| Written instruction |
Could you write out every record below exactly, leaving out any pictures?

| Material shown |
◆ ◆ ◆ ◆ ◆

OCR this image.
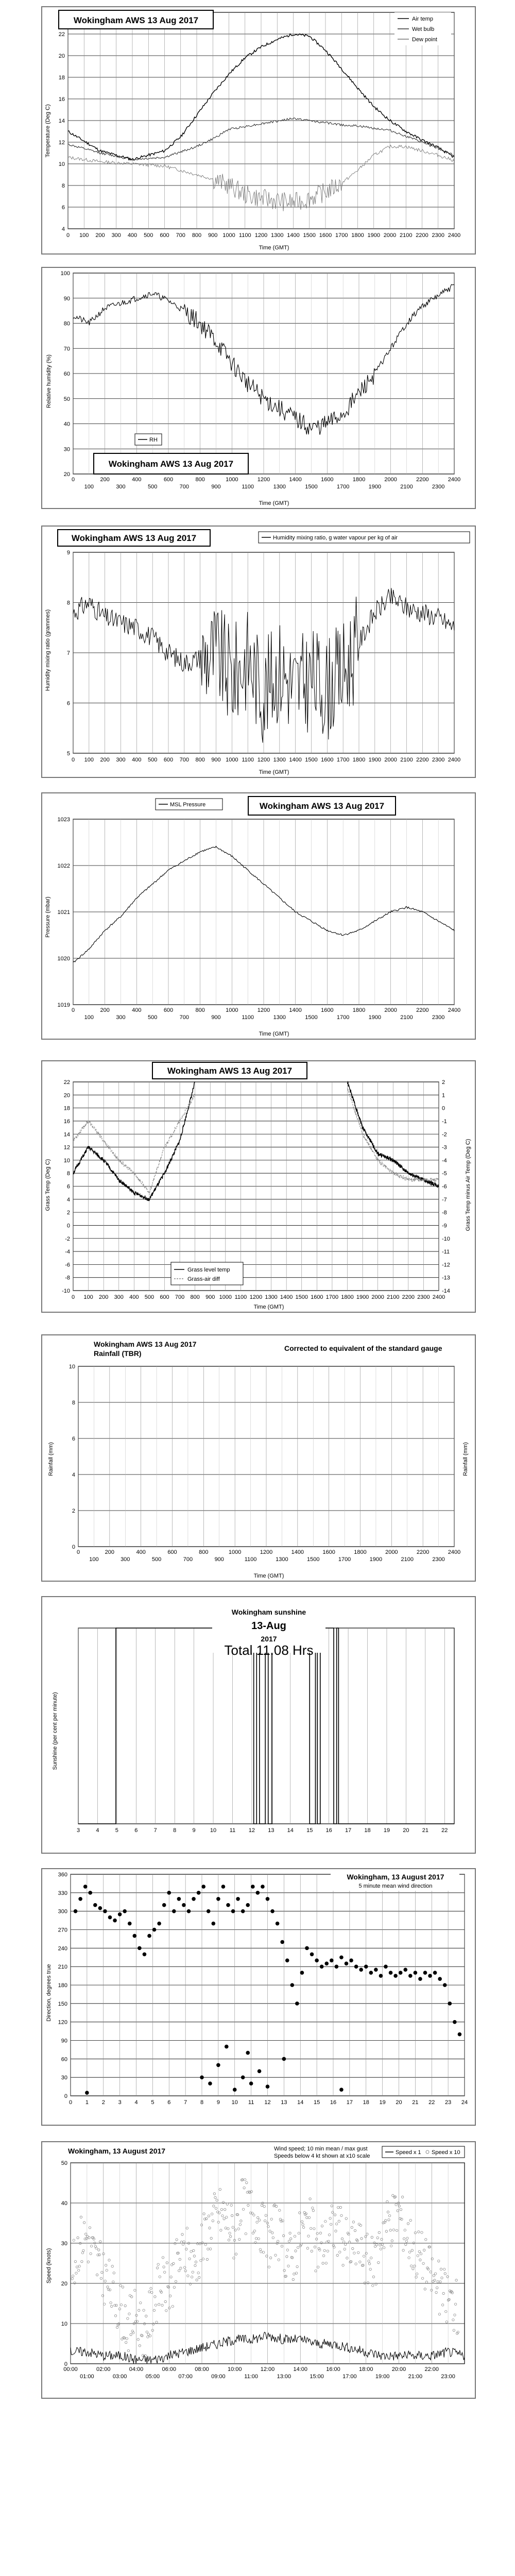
4
6
8
10
12
14
16
18
20
22
0 100 200 300 400 500 600 700 800 900 1000 1100 1200 1300 1400 1500 1600 1700 1800 1900 2000 2100 2200 2300 2400
Wokingham AWS 13 Aug 2017	Air temp
Wet bulb
Dew point
Time (GMT)
Temperature (Deg C)
20
30
40
50
60
70
80
90
100
0	200	400	600	800	1000	1200	1400	1600	1800	2000	2200	2400
100	300	500	700	900	1100	1300	1500	1700	1900	2100	2300
RH
Wokingham AWS 13 Aug 2017
Time (GMT)
Relative humidity (%)
5
6
7
8
9
0 100 200 300 400 500 600 700 800 900 1000 1100 1200 1300 1400 1500 1600 1700 1800 1900 2000 2100 2200 2300 2400
Wokingham AWS 13 Aug 2017	Humidity mixing ratio, g water vapour per kg of air
Time (GMT)
Humidity mixing ratio (grammes)
1019
1020
1021
1022
1023
0	200	400	600	800	1000	1200	1400	1600	1800	2000	2200	2400
100	300	500	700	900	1100	1300	1500	1700	1900	2100	2300
MSL Pressure	Wokingham AWS 13 Aug 2017
Time (GMT)
Pressure (mbar)
-10
-8
-6
-4
-2
0
2
4
6
8
10
12
14
16
18
20
22
-14
-13
-12
-11
-10
-9
-8
-7
-6
-5
-4
-3
-2
-1
0
1
2
0 100 200 300 400 500 600 700 800 900 1000 1100 1200 1300 1400 1500 1600 1700 1800 1900 2000 2100 2200 2300 2400
Wokingham AWS 13 Aug 2017
Grass level temp
Grass-air diff
Time (GMT)
Grass Temp (Deg C)	Grass Temp minus Air Temp (Deg C)
0
2
4
6
8
10
0	200	400	600	800	1000	1200	1400	1600	1800	2000	2200	2400
100	300	500	700	900	1100	1300	1500	1700	1900	2100	2300
Wokingham AWS 13 Aug 2017
Rainfall (TBR)
Corrected to equivalent of the standard gauge
Time (GMT)
Rainfall (mm)	Rainfall (mm)
3	4	5	6	7	8	9	10 11 12 13 14 15 16 17 18 19 20 21 22
Wokingham sunshine
13-Aug
2017
Total 11.08 Hrs
Sunshine (per cent per minute)
0
30
60
90
120
150
180
210
240
270
300
330
360
0 1 2 3 4 5 6 7 8 9 10 11 12 13 14 15 16 17 18 19 20 21 22 23 24
Wokingham, 13 August 2017
5 minute mean wind direction
Direction, degrees true
0
10
20
30
40
50
00:00	02:00	04:00	06:00	08:00	10:00	12:00	14:00	16:00	18:00	20:00	22:00
01:00	03:00	05:00	07:00	09:00	11:00	13:00	15:00	17:00	19:00	21:00	23:00
Wokingham, 13 August 2017	Wind speed; 10 min mean / max gust
Speeds below 4 kt shown at x10 scale
Speed x 1 Speed x 10
Speed (knots)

◆ ◆ ◆ ◆ ◆

| Exercise solution |
OCR this image.
4
6
8
10
12
14
16
18
20
22
0 100 200 300 400 500 600 700 800 900 1000 1100 1200 1300 1400 1500 1600 1700 1800 1900 2000 2100 2200 2300 2400
Wokingham AWS 13 Aug 2017	Air temp
Wet bulb
Dew point
Time (GMT)
Temperature (Deg C)
20
30
40
50
60
70
80
90
100
0	200	400	600	800	1000	1200	1400	1600	1800	2000	2200	2400
100	300	500	700	900	1100	1300	1500	1700	1900	2100	2300
RH
Wokingham AWS 13 Aug 2017
Time (GMT)
Relative humidity (%)
5
6
7
8
9
0 100 200 300 400 500 600 700 800 900 1000 1100 1200 1300 1400 1500 1600 1700 1800 1900 2000 2100 2200 2300 2400
Wokingham AWS 13 Aug 2017	Humidity mixing ratio, g water vapour per kg of air
Time (GMT)
Humidity mixing ratio (grammes)
1019
1020
1021
1022
1023
0	200	400	600	800	1000	1200	1400	1600	1800	2000	2200	2400
100	300	500	700	900	1100	1300	1500	1700	1900	2100	2300
MSL Pressure	Wokingham AWS 13 Aug 2017
Time (GMT)
Pressure (mbar)
-10
-8
-6
-4
-2
0
2
4
6
8
10
12
14
16
18
20
22
-14
-13
-12
-11
-10
-9
-8
-7
-6
-5
-4
-3
-2
-1
0
1
2
0 100 200 300 400 500 600 700 800 900 1000 1100 1200 1300 1400 1500 1600 1700 1800 1900 2000 2100 2200 2300 2400
Wokingham AWS 13 Aug 2017
Grass level temp
Grass-air diff
Time (GMT)
Grass Temp (Deg C)	Grass Temp minus Air Temp (Deg C)
0
2
4
6
8
10
0	200	400	600	800	1000	1200	1400	1600	1800	2000	2200	2400
100	300	500	700	900	1100	1300	1500	1700	1900	2100	2300
Wokingham AWS 13 Aug 2017
Rainfall (TBR)
Corrected to equivalent of the standard gauge
Time (GMT)
Rainfall (mm)	Rainfall (mm)
3	4	5	6	7	8	9	10 11 12 13 14 15 16 17 18 19 20 21 22
Wokingham sunshine
13-Aug
2017
Total 11.08 Hrs
Sunshine (per cent per minute)
0
30
60
90
120
150
180
210
240
270
300
330
360
0 1 2 3 4 5 6 7 8 9 10 11 12 13 14 15 16 17 18 19 20 21 22 23 24
Wokingham, 13 August 2017
5 minute mean wind direction
Direction, degrees true
0
10
20
30
40
50
00:00	02:00	04:00	06:00	08:00	10:00	12:00	14:00	16:00	18:00	20:00	22:00
01:00	03:00	05:00	07:00	09:00	11:00	13:00	15:00	17:00	19:00	21:00	23:00
Wokingham, 13 August 2017	Wind speed; 10 min mean / max gust
Speeds below 4 kt shown at x10 scale
Speed x 1 Speed x 10
Speed (knots)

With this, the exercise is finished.